## Recorded data
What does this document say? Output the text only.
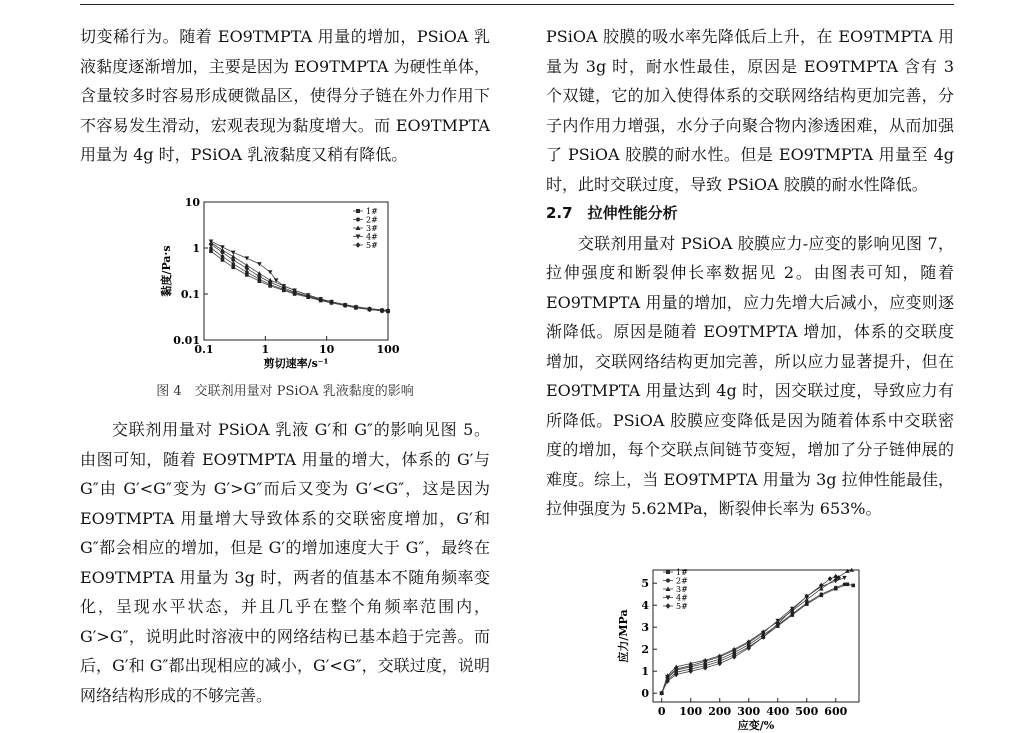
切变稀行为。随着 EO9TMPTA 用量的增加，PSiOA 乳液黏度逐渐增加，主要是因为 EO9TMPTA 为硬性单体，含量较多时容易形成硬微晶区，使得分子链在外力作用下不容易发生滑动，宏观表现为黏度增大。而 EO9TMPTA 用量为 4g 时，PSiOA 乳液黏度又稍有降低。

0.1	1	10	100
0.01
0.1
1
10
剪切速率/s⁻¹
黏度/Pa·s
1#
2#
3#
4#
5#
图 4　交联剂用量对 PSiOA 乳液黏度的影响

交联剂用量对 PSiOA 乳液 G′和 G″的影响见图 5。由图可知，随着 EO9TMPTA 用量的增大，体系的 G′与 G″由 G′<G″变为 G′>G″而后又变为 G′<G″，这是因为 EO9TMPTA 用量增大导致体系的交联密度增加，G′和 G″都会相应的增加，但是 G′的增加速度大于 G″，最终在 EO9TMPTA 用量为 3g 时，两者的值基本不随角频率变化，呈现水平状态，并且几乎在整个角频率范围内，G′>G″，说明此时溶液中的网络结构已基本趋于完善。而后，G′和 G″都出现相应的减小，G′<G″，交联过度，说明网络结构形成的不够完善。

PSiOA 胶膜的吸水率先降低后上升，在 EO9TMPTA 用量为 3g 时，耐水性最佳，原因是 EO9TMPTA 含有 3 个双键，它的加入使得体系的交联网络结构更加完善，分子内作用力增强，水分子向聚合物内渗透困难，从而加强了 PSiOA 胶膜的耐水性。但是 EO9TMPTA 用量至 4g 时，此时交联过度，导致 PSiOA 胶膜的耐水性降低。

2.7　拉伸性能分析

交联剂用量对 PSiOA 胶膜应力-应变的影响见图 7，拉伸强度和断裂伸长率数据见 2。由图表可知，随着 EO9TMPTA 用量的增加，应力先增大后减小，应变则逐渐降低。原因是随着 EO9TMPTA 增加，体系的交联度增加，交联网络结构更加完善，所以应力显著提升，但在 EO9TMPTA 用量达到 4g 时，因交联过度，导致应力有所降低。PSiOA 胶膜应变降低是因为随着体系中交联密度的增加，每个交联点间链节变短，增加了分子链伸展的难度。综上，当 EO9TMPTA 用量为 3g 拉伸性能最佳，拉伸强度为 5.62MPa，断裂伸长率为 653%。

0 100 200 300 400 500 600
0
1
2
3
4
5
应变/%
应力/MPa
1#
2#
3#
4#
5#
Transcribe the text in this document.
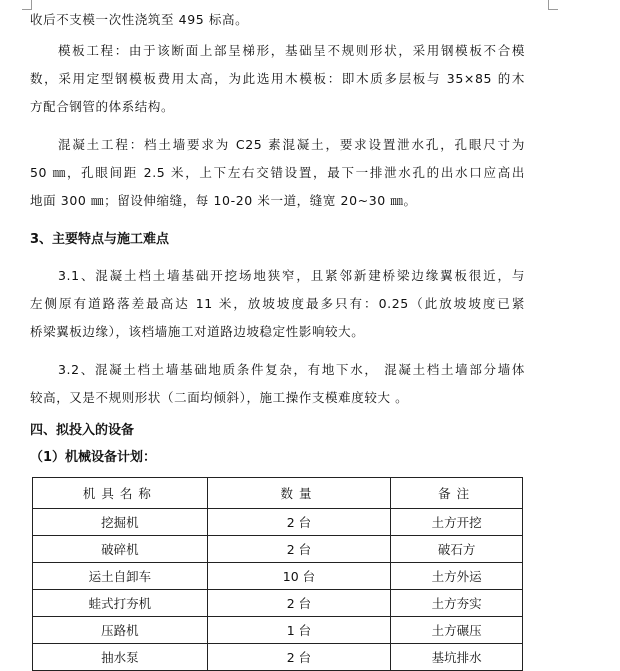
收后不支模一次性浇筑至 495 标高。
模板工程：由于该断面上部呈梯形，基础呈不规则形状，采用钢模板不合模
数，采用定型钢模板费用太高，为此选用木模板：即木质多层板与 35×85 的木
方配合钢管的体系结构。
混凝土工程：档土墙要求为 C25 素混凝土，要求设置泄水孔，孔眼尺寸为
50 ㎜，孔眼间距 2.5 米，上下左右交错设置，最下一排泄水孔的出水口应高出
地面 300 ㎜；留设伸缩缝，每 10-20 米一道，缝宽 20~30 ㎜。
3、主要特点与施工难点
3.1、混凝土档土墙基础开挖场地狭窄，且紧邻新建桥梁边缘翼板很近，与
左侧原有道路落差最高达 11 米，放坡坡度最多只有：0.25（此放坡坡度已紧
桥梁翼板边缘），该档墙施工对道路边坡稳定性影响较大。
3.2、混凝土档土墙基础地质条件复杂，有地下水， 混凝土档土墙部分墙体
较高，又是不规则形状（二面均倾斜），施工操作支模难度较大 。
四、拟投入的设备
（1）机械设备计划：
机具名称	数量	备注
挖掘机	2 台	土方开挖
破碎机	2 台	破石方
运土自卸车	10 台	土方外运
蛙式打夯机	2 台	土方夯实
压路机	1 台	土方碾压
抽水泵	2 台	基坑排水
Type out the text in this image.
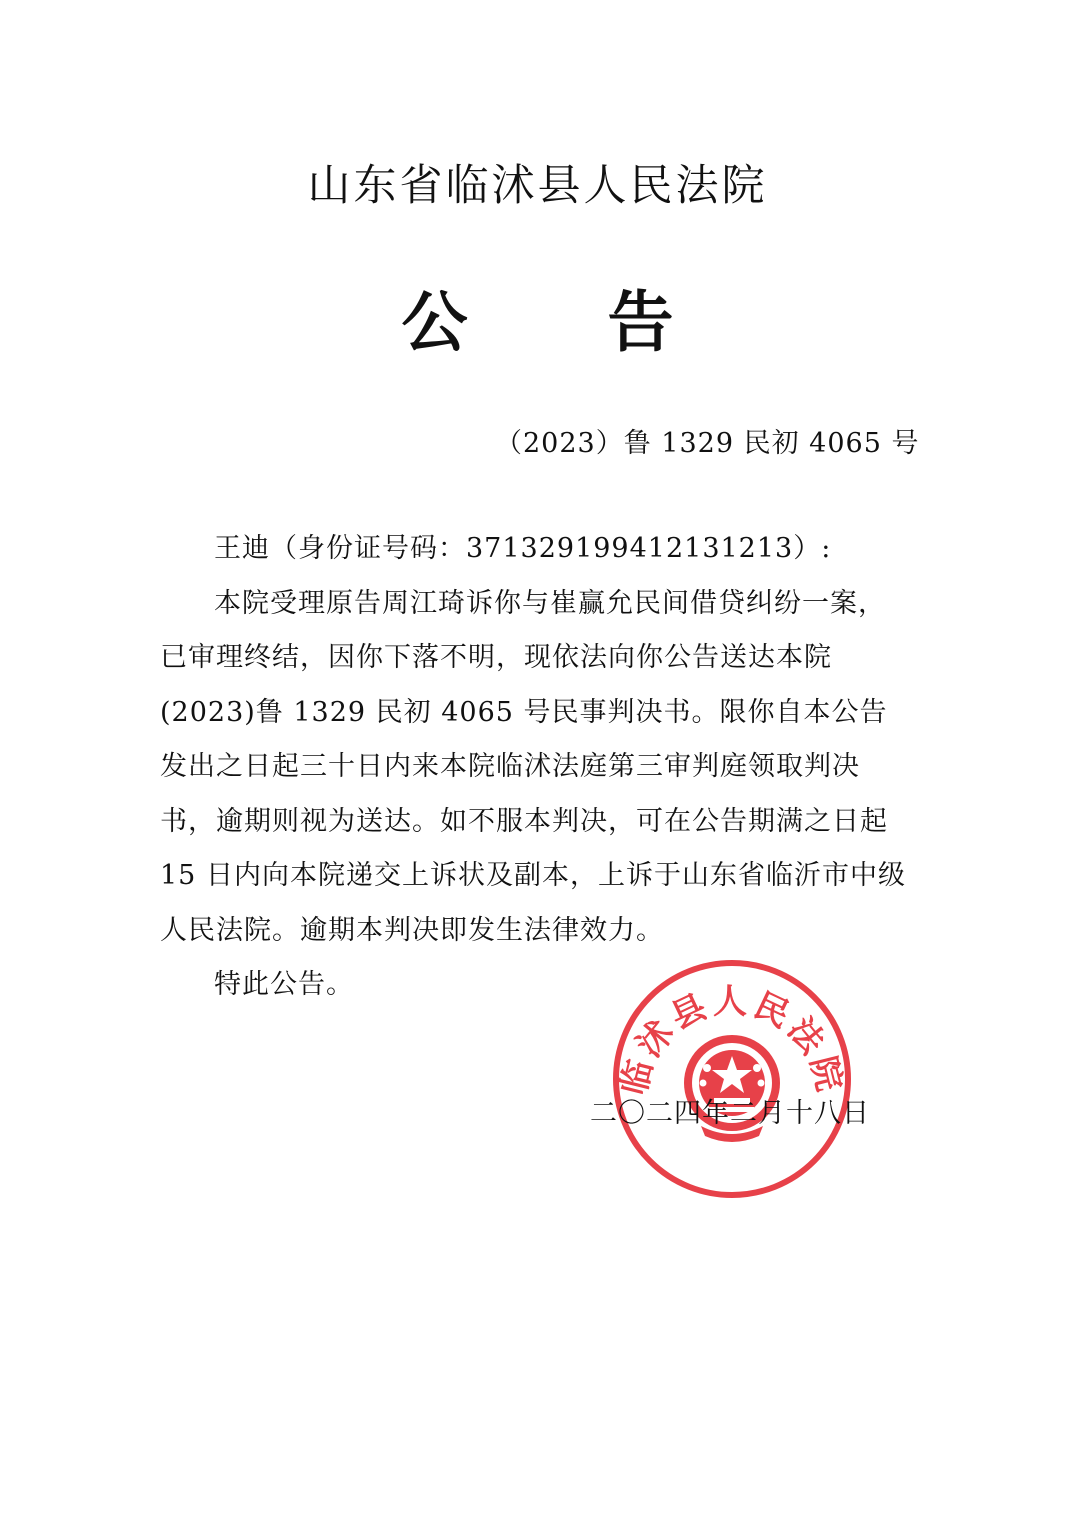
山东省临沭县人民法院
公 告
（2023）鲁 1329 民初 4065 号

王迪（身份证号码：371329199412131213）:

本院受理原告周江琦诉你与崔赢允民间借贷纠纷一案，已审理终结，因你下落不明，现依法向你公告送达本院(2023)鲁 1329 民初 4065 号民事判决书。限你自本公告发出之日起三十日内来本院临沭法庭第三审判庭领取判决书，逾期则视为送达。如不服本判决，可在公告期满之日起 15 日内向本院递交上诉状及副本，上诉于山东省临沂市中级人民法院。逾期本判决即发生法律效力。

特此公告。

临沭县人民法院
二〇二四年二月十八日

## YOUR TASK
Reproduce each line holding the word "document".

## RESULT BELOW
What does this document say? Output the text only.
Transcribe the text in this document.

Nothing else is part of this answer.